**Part of a data file:**
* * * * * * *
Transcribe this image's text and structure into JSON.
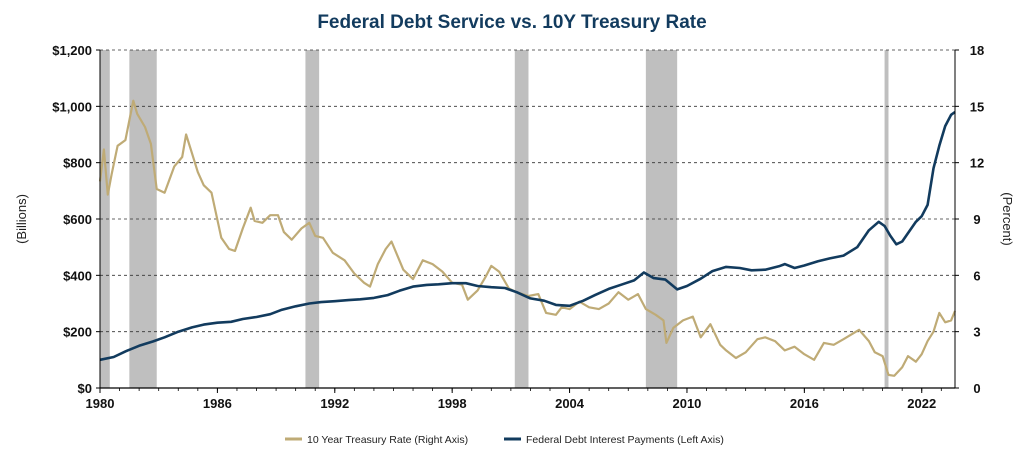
{
  "chart_data": {
    "type": "line",
    "title": "Federal Debt Service vs. 10Y Treasury Rate",
    "ylabel_left": "(Billions)",
    "ylabel_right": "(Percent)",
    "xlabel": "",
    "xlim": [
      1980,
      2023.7
    ],
    "ylim_left": [
      0,
      1200
    ],
    "ylim_right": [
      0,
      18
    ],
    "x_ticks": [
      1980,
      1986,
      1992,
      1998,
      2004,
      2010,
      2016,
      2022
    ],
    "x_tick_labels": [
      "1980",
      "1986",
      "1992",
      "1998",
      "2004",
      "2010",
      "2016",
      "2022"
    ],
    "y_left_ticks": [
      0,
      200,
      400,
      600,
      800,
      1000,
      1200
    ],
    "y_left_tick_labels": [
      "$0",
      "$200",
      "$400",
      "$600",
      "$800",
      "$1,000",
      "$1,200"
    ],
    "y_right_ticks": [
      0,
      3,
      6,
      9,
      12,
      15,
      18
    ],
    "y_right_tick_labels": [
      "0",
      "3",
      "6",
      "9",
      "12",
      "15",
      "18"
    ],
    "grid": "horizontal dashed",
    "legend_position": "bottom",
    "recessions": [
      {
        "start": 1980.0,
        "end": 1980.5
      },
      {
        "start": 1981.5,
        "end": 1982.9
      },
      {
        "start": 1990.5,
        "end": 1991.2
      },
      {
        "start": 2001.2,
        "end": 2001.9
      },
      {
        "start": 2007.9,
        "end": 2009.5
      },
      {
        "start": 2020.1,
        "end": 2020.3
      }
    ],
    "series": [
      {
        "name": "10 Year Treasury Rate (Right Axis)",
        "axis": "right",
        "color": "#bfab76",
        "x": [
          1980.0,
          1980.2,
          1980.4,
          1980.6,
          1980.9,
          1981.3,
          1981.7,
          1981.9,
          1982.3,
          1982.6,
          1982.9,
          1983.3,
          1983.8,
          1984.2,
          1984.4,
          1984.7,
          1985.0,
          1985.3,
          1985.7,
          1986.2,
          1986.6,
          1986.9,
          1987.3,
          1987.7,
          1987.9,
          1988.3,
          1988.7,
          1989.1,
          1989.4,
          1989.8,
          1990.3,
          1990.7,
          1991.0,
          1991.4,
          1991.9,
          1992.5,
          1993.0,
          1993.5,
          1993.8,
          1994.2,
          1994.6,
          1994.9,
          1995.5,
          1996.0,
          1996.5,
          1997.0,
          1997.5,
          1998.0,
          1998.5,
          1998.8,
          1999.3,
          1999.7,
          2000.0,
          2000.4,
          2000.9,
          2001.3,
          2001.9,
          2002.4,
          2002.8,
          2003.3,
          2003.6,
          2004.0,
          2004.5,
          2005.0,
          2005.5,
          2006.0,
          2006.5,
          2007.0,
          2007.5,
          2007.9,
          2008.4,
          2008.8,
          2008.95,
          2009.3,
          2009.8,
          2010.3,
          2010.7,
          2011.2,
          2011.7,
          2012.0,
          2012.5,
          2013.0,
          2013.6,
          2014.0,
          2014.5,
          2015.0,
          2015.5,
          2016.0,
          2016.5,
          2017.0,
          2017.5,
          2018.0,
          2018.8,
          2019.3,
          2019.6,
          2020.0,
          2020.3,
          2020.6,
          2021.0,
          2021.3,
          2021.7,
          2022.0,
          2022.3,
          2022.6,
          2022.9,
          2023.2,
          2023.5,
          2023.7
        ],
        "values": [
          11.0,
          12.7,
          10.3,
          11.4,
          12.9,
          13.2,
          15.3,
          14.6,
          13.9,
          13.0,
          10.6,
          10.4,
          11.8,
          12.3,
          13.5,
          12.5,
          11.5,
          10.8,
          10.4,
          8.0,
          7.4,
          7.3,
          8.5,
          9.6,
          8.9,
          8.8,
          9.2,
          9.2,
          8.3,
          7.9,
          8.5,
          8.8,
          8.1,
          8.0,
          7.2,
          6.8,
          6.1,
          5.6,
          5.4,
          6.6,
          7.4,
          7.8,
          6.3,
          5.8,
          6.8,
          6.6,
          6.2,
          5.6,
          5.5,
          4.7,
          5.2,
          5.9,
          6.5,
          6.2,
          5.3,
          5.1,
          4.9,
          5.0,
          4.0,
          3.9,
          4.3,
          4.2,
          4.6,
          4.3,
          4.2,
          4.5,
          5.1,
          4.7,
          5.0,
          4.2,
          3.9,
          3.6,
          2.4,
          3.2,
          3.6,
          3.8,
          2.7,
          3.4,
          2.3,
          2.0,
          1.6,
          1.9,
          2.6,
          2.7,
          2.5,
          2.0,
          2.2,
          1.8,
          1.5,
          2.4,
          2.3,
          2.6,
          3.1,
          2.5,
          1.9,
          1.7,
          0.7,
          0.65,
          1.1,
          1.7,
          1.4,
          1.8,
          2.5,
          3.0,
          4.0,
          3.5,
          3.6,
          4.1
        ]
      },
      {
        "name": "Federal Debt Interest Payments (Left Axis)",
        "axis": "left",
        "color": "#123b5e",
        "x": [
          1980.0,
          1980.7,
          1981.3,
          1982.0,
          1982.7,
          1983.3,
          1984.0,
          1984.7,
          1985.3,
          1986.0,
          1986.7,
          1987.3,
          1988.0,
          1988.7,
          1989.3,
          1990.0,
          1990.7,
          1991.3,
          1992.0,
          1992.7,
          1993.3,
          1994.0,
          1994.7,
          1995.3,
          1996.0,
          1996.7,
          1997.3,
          1998.0,
          1998.7,
          1999.3,
          2000.0,
          2000.7,
          2001.3,
          2002.0,
          2002.7,
          2003.3,
          2004.0,
          2004.7,
          2005.3,
          2006.0,
          2006.7,
          2007.3,
          2007.8,
          2008.3,
          2008.9,
          2009.5,
          2010.0,
          2010.7,
          2011.3,
          2012.0,
          2012.7,
          2013.3,
          2014.0,
          2014.7,
          2015.0,
          2015.5,
          2016.0,
          2016.7,
          2017.3,
          2018.0,
          2018.7,
          2019.3,
          2019.8,
          2020.1,
          2020.4,
          2020.7,
          2021.0,
          2021.3,
          2021.7,
          2022.0,
          2022.3,
          2022.6,
          2022.9,
          2023.2,
          2023.5,
          2023.7
        ],
        "values": [
          100,
          110,
          130,
          150,
          165,
          180,
          200,
          215,
          225,
          232,
          235,
          245,
          252,
          262,
          278,
          290,
          300,
          305,
          308,
          312,
          315,
          320,
          330,
          345,
          360,
          366,
          368,
          372,
          372,
          362,
          358,
          355,
          340,
          318,
          310,
          295,
          292,
          310,
          330,
          352,
          368,
          382,
          410,
          390,
          385,
          350,
          362,
          388,
          415,
          430,
          426,
          418,
          420,
          432,
          440,
          426,
          435,
          450,
          460,
          470,
          500,
          560,
          590,
          575,
          540,
          510,
          520,
          550,
          590,
          610,
          650,
          780,
          860,
          930,
          970,
          980
        ]
      }
    ]
  }
}
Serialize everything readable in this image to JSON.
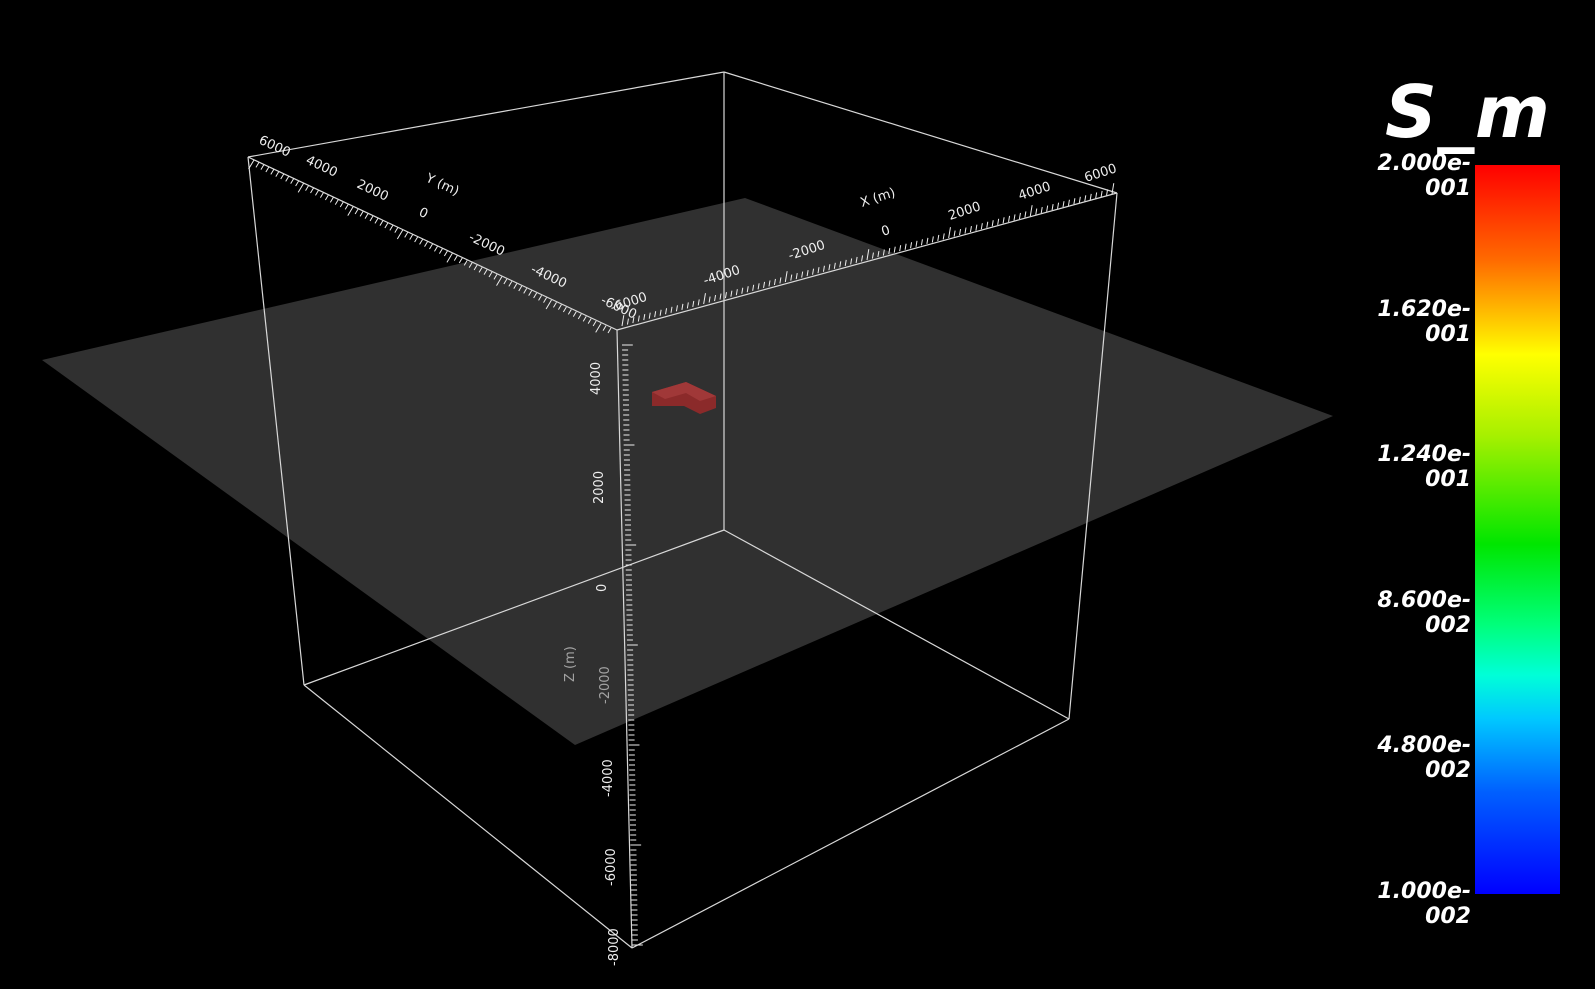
{
  "axes": {
    "x": {
      "label": "X (m)",
      "ticks": [
        "-6000",
        "-4000",
        "-2000",
        "0",
        "2000",
        "4000",
        "6000"
      ]
    },
    "y": {
      "label": "Y (m)",
      "ticks": [
        "6000",
        "4000",
        "2000",
        "0",
        "-2000",
        "-4000",
        "-6000"
      ]
    },
    "z": {
      "label": "Z (m)",
      "ticks": [
        "4000",
        "2000",
        "0",
        "-2000",
        "-4000",
        "-6000",
        "-8000"
      ]
    }
  },
  "legend": {
    "title": "S_m",
    "ticks": [
      "2.000e-001",
      "1.620e-001",
      "1.240e-001",
      "8.600e-002",
      "4.800e-002",
      "1.000e-002"
    ],
    "colors": [
      "#ff0000",
      "#ffff00",
      "#00ff00",
      "#00ffff",
      "#0000ff"
    ]
  },
  "scene": {
    "background": "#000000",
    "plane_color": "#333333",
    "box_color": "#cccccc",
    "object_color": "#8b2a2a"
  }
}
* * * * * * *
**Short task:** Extract precisely the lines beginning at the line containing "Serialize everything readable" and ending at the last line of the entries above, exactly as written and with no pictures.

**Task response:**
Serialize everything readable in this image to JSON.
{
  "axes": {
    "x": {
      "label": "X (m)",
      "ticks": [
        "-6000",
        "-4000",
        "-2000",
        "0",
        "2000",
        "4000",
        "6000"
      ]
    },
    "y": {
      "label": "Y (m)",
      "ticks": [
        "6000",
        "4000",
        "2000",
        "0",
        "-2000",
        "-4000",
        "-6000"
      ]
    },
    "z": {
      "label": "Z (m)",
      "ticks": [
        "4000",
        "2000",
        "0",
        "-2000",
        "-4000",
        "-6000",
        "-8000"
      ]
    }
  },
  "legend": {
    "title": "S_m",
    "ticks": [
      "2.000e-001",
      "1.620e-001",
      "1.240e-001",
      "8.600e-002",
      "4.800e-002",
      "1.000e-002"
    ],
    "colors": [
      "#ff0000",
      "#ffff00",
      "#00ff00",
      "#00ffff",
      "#0000ff"
    ]
  },
  "scene": {
    "background": "#000000",
    "plane_color": "#333333",
    "box_color": "#cccccc",
    "object_color": "#8b2a2a"
  }
}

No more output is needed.